Records:

+-------+

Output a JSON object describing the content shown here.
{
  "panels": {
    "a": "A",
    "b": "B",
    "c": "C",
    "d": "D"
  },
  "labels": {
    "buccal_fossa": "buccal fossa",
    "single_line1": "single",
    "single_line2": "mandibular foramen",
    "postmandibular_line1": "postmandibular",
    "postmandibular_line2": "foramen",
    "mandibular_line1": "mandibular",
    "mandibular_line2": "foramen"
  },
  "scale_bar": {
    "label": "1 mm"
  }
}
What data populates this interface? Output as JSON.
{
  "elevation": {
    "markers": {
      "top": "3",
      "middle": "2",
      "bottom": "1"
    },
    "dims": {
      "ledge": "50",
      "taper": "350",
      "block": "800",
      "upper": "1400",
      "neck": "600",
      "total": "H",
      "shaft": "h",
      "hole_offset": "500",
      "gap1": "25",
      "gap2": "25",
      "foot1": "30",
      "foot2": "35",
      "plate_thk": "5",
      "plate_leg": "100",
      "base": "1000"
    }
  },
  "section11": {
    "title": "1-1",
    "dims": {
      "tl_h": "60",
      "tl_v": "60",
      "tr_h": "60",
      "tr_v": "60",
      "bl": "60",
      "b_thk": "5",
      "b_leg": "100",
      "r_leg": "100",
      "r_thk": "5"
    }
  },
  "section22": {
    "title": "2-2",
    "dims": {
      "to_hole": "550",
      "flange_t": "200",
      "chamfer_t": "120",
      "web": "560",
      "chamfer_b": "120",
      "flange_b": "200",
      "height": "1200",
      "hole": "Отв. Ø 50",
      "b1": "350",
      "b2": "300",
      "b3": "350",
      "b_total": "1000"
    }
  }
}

+-------+

Return every record, word for word.

Output a JSON object describing the content shown here.
{
  "panels": {
    "a": "A",
    "b": "B",
    "c": "C",
    "d": "D"
  },
  "labels": {
    "buccal_fossa": "buccal fossa",
    "single_line1": "single",
    "single_line2": "mandibular foramen",
    "postmandibular_line1": "postmandibular",
    "postmandibular_line2": "foramen",
    "mandibular_line1": "mandibular",
    "mandibular_line2": "foramen"
  },
  "scale_bar": {
    "label": "1 mm"
  }
}
What data populates this interface? Output as JSON.
{
  "elevation": {
    "markers": {
      "top": "3",
      "middle": "2",
      "bottom": "1"
    },
    "dims": {
      "ledge": "50",
      "taper": "350",
      "block": "800",
      "upper": "1400",
      "neck": "600",
      "total": "H",
      "shaft": "h",
      "hole_offset": "500",
      "gap1": "25",
      "gap2": "25",
      "foot1": "30",
      "foot2": "35",
      "plate_thk": "5",
      "plate_leg": "100",
      "base": "1000"
    }
  },
  "section11": {
    "title": "1-1",
    "dims": {
      "tl_h": "60",
      "tl_v": "60",
      "tr_h": "60",
      "tr_v": "60",
      "bl": "60",
      "b_thk": "5",
      "b_leg": "100",
      "r_leg": "100",
      "r_thk": "5"
    }
  },
  "section22": {
    "title": "2-2",
    "dims": {
      "to_hole": "550",
      "flange_t": "200",
      "chamfer_t": "120",
      "web": "560",
      "chamfer_b": "120",
      "flange_b": "200",
      "height": "1200",
      "hole": "Отв. Ø 50",
      "b1": "350",
      "b2": "300",
      "b3": "350",
      "b_total": "1000"
    }
  }
}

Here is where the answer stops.